----- Data supplied

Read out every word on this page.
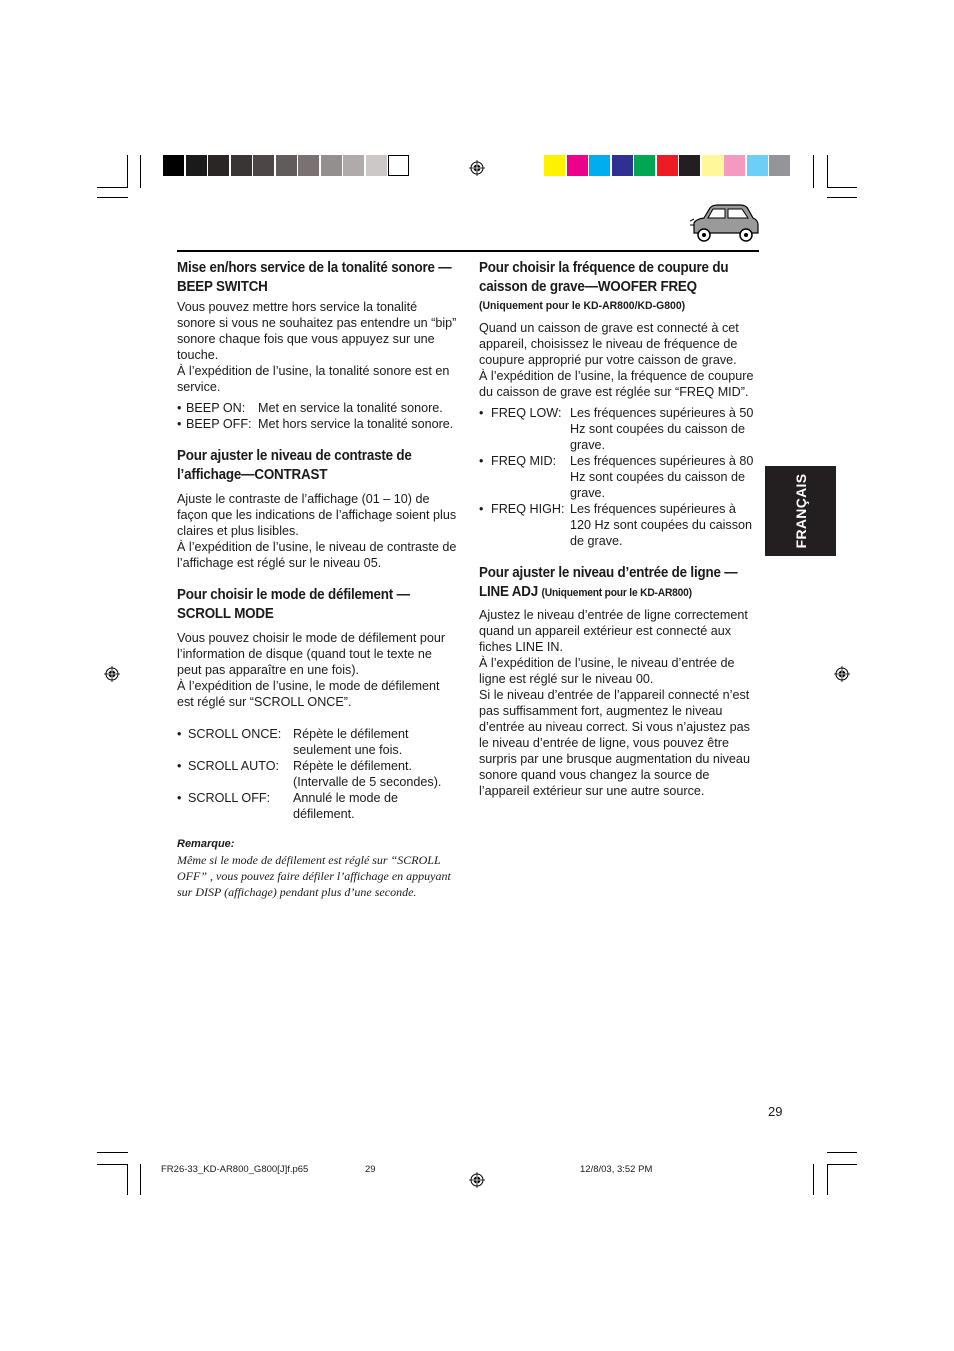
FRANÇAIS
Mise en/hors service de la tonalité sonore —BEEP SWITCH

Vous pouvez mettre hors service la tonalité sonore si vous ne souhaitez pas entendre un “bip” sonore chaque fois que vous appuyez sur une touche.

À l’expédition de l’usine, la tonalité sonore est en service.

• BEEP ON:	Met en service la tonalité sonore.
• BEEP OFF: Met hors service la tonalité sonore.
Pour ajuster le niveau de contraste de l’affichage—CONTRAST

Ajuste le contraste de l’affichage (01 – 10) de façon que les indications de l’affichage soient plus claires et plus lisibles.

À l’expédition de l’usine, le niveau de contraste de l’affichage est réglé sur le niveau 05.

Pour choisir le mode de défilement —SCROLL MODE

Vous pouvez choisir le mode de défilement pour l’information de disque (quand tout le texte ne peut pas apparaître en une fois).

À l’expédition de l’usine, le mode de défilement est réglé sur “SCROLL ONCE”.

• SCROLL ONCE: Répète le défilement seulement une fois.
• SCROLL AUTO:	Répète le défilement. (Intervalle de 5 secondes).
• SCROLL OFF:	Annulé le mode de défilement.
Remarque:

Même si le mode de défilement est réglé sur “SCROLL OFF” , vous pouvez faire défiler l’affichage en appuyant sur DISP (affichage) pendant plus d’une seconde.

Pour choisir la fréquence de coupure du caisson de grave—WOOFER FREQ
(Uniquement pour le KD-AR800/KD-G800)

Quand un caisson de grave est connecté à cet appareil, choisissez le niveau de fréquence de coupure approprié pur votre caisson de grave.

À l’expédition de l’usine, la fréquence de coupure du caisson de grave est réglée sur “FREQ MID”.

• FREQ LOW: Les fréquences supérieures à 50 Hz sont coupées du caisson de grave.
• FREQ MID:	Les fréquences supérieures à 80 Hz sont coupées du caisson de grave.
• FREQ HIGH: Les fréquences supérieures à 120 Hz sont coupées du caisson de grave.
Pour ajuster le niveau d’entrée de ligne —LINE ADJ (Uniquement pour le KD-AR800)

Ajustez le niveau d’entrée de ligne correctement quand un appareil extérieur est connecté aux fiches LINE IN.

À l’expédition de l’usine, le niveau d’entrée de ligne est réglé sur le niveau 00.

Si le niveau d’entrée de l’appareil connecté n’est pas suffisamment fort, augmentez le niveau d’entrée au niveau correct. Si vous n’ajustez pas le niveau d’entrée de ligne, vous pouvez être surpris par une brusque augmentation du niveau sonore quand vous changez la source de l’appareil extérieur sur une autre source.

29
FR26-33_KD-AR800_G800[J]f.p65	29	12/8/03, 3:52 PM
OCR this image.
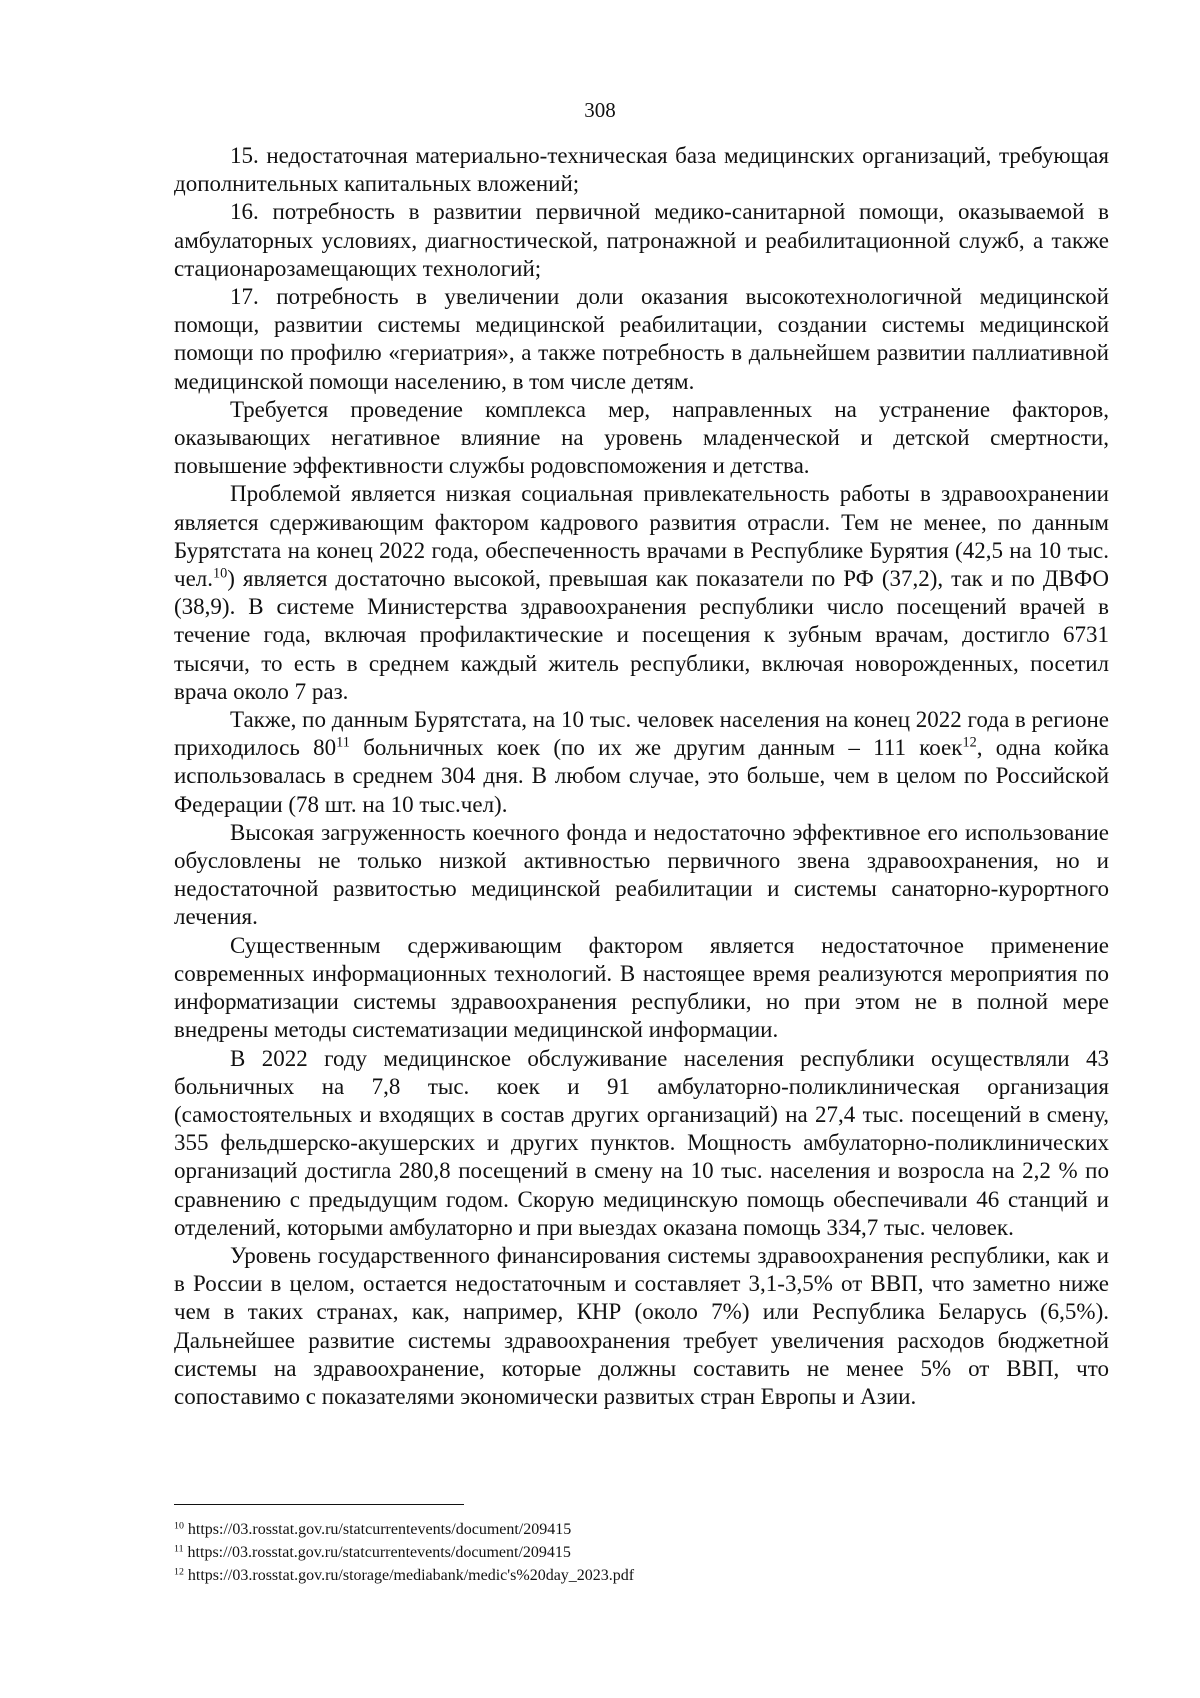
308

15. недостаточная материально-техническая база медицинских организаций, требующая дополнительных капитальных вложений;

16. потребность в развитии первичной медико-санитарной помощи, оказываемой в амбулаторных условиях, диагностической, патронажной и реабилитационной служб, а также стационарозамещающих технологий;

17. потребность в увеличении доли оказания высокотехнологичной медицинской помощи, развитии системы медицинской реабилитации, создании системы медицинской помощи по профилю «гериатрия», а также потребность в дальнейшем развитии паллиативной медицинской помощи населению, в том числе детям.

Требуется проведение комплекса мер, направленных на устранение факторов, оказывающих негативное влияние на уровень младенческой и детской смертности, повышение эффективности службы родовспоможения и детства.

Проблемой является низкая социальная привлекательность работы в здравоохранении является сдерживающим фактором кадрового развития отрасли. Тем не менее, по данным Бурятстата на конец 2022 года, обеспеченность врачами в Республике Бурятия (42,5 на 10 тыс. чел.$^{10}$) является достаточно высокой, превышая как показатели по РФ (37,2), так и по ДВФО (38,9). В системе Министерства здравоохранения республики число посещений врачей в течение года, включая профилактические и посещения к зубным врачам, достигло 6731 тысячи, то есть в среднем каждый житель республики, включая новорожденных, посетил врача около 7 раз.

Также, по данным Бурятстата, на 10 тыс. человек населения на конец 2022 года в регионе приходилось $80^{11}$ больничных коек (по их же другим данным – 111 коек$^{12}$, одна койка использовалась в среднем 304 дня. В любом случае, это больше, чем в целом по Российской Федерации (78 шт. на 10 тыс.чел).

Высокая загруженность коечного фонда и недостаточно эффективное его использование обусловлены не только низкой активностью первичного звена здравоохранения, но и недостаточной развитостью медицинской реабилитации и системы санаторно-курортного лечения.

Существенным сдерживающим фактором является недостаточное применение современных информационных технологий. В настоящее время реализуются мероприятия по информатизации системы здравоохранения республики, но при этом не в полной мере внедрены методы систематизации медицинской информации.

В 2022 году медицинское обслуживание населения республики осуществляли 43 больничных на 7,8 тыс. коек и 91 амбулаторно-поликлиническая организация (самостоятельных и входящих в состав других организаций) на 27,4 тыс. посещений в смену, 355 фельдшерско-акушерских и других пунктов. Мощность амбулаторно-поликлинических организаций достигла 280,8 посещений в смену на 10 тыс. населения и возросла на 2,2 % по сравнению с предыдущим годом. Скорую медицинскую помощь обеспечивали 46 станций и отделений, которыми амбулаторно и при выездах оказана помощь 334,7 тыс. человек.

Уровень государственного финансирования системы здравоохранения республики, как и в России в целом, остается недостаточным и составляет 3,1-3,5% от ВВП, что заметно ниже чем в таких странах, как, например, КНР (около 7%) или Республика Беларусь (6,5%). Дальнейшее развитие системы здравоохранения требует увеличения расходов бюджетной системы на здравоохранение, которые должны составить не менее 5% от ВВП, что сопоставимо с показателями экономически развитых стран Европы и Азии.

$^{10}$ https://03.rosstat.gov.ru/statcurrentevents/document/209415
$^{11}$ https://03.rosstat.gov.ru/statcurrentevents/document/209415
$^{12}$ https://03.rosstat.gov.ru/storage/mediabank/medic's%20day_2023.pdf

----------

* **Prompt**
Output the full set of records above without changing a word, and drop the images.

* **Solution for this problem**
Read out every word on this page.
FRANÇAIS
Mise en/hors service de la tonalité sonore —BEEP SWITCH

Vous pouvez mettre hors service la tonalité sonore si vous ne souhaitez pas entendre un “bip” sonore chaque fois que vous appuyez sur une touche.

À l’expédition de l’usine, la tonalité sonore est en service.

• BEEP ON:	Met en service la tonalité sonore.
• BEEP OFF: Met hors service la tonalité sonore.
Pour ajuster le niveau de contraste de l’affichage—CONTRAST

Ajuste le contraste de l’affichage (01 – 10) de façon que les indications de l’affichage soient plus claires et plus lisibles.

À l’expédition de l’usine, le niveau de contraste de l’affichage est réglé sur le niveau 05.

Pour choisir le mode de défilement —SCROLL MODE

Vous pouvez choisir le mode de défilement pour l’information de disque (quand tout le texte ne peut pas apparaître en une fois).

À l’expédition de l’usine, le mode de défilement est réglé sur “SCROLL ONCE”.

• SCROLL ONCE: Répète le défilement seulement une fois.
• SCROLL AUTO:	Répète le défilement. (Intervalle de 5 secondes).
• SCROLL OFF:	Annulé le mode de défilement.
Remarque:

Même si le mode de défilement est réglé sur “SCROLL OFF” , vous pouvez faire défiler l’affichage en appuyant sur DISP (affichage) pendant plus d’une seconde.

Pour choisir la fréquence de coupure du caisson de grave—WOOFER FREQ
(Uniquement pour le KD-AR800/KD-G800)

Quand un caisson de grave est connecté à cet appareil, choisissez le niveau de fréquence de coupure approprié pur votre caisson de grave.

À l’expédition de l’usine, la fréquence de coupure du caisson de grave est réglée sur “FREQ MID”.

• FREQ LOW: Les fréquences supérieures à 50 Hz sont coupées du caisson de grave.
• FREQ MID:	Les fréquences supérieures à 80 Hz sont coupées du caisson de grave.
• FREQ HIGH: Les fréquences supérieures à 120 Hz sont coupées du caisson de grave.
Pour ajuster le niveau d’entrée de ligne —LINE ADJ (Uniquement pour le KD-AR800)

Ajustez le niveau d’entrée de ligne correctement quand un appareil extérieur est connecté aux fiches LINE IN.

À l’expédition de l’usine, le niveau d’entrée de ligne est réglé sur le niveau 00.

Si le niveau d’entrée de l’appareil connecté n’est pas suffisamment fort, augmentez le niveau d’entrée au niveau correct. Si vous n’ajustez pas le niveau d’entrée de ligne, vous pouvez être surpris par une brusque augmentation du niveau sonore quand vous changez la source de l’appareil extérieur sur une autre source.

29
FR26-33_KD-AR800_G800[J]f.p65	29	12/8/03, 3:52 PM
OCR this image.
308

15. недостаточная материально-техническая база медицинских организаций, требующая дополнительных капитальных вложений;

16. потребность в развитии первичной медико-санитарной помощи, оказываемой в амбулаторных условиях, диагностической, патронажной и реабилитационной служб, а также стационарозамещающих технологий;

17. потребность в увеличении доли оказания высокотехнологичной медицинской помощи, развитии системы медицинской реабилитации, создании системы медицинской помощи по профилю «гериатрия», а также потребность в дальнейшем развитии паллиативной медицинской помощи населению, в том числе детям.

Требуется проведение комплекса мер, направленных на устранение факторов, оказывающих негативное влияние на уровень младенческой и детской смертности, повышение эффективности службы родовспоможения и детства.

Проблемой является низкая социальная привлекательность работы в здравоохранении является сдерживающим фактором кадрового развития отрасли. Тем не менее, по данным Бурятстата на конец 2022 года, обеспеченность врачами в Республике Бурятия (42,5 на 10 тыс. чел.$^{10}$) является достаточно высокой, превышая как показатели по РФ (37,2), так и по ДВФО (38,9). В системе Министерства здравоохранения республики число посещений врачей в течение года, включая профилактические и посещения к зубным врачам, достигло 6731 тысячи, то есть в среднем каждый житель республики, включая новорожденных, посетил врача около 7 раз.

Также, по данным Бурятстата, на 10 тыс. человек населения на конец 2022 года в регионе приходилось $80^{11}$ больничных коек (по их же другим данным – 111 коек$^{12}$, одна койка использовалась в среднем 304 дня. В любом случае, это больше, чем в целом по Российской Федерации (78 шт. на 10 тыс.чел).

Высокая загруженность коечного фонда и недостаточно эффективное его использование обусловлены не только низкой активностью первичного звена здравоохранения, но и недостаточной развитостью медицинской реабилитации и системы санаторно-курортного лечения.

Существенным сдерживающим фактором является недостаточное применение современных информационных технологий. В настоящее время реализуются мероприятия по информатизации системы здравоохранения республики, но при этом не в полной мере внедрены методы систематизации медицинской информации.

В 2022 году медицинское обслуживание населения республики осуществляли 43 больничных на 7,8 тыс. коек и 91 амбулаторно-поликлиническая организация (самостоятельных и входящих в состав других организаций) на 27,4 тыс. посещений в смену, 355 фельдшерско-акушерских и других пунктов. Мощность амбулаторно-поликлинических организаций достигла 280,8 посещений в смену на 10 тыс. населения и возросла на 2,2 % по сравнению с предыдущим годом. Скорую медицинскую помощь обеспечивали 46 станций и отделений, которыми амбулаторно и при выездах оказана помощь 334,7 тыс. человек.

Уровень государственного финансирования системы здравоохранения республики, как и в России в целом, остается недостаточным и составляет 3,1-3,5% от ВВП, что заметно ниже чем в таких странах, как, например, КНР (около 7%) или Республика Беларусь (6,5%). Дальнейшее развитие системы здравоохранения требует увеличения расходов бюджетной системы на здравоохранение, которые должны составить не менее 5% от ВВП, что сопоставимо с показателями экономически развитых стран Европы и Азии.

$^{10}$ https://03.rosstat.gov.ru/statcurrentevents/document/209415
$^{11}$ https://03.rosstat.gov.ru/statcurrentevents/document/209415
$^{12}$ https://03.rosstat.gov.ru/storage/mediabank/medic's%20day_2023.pdf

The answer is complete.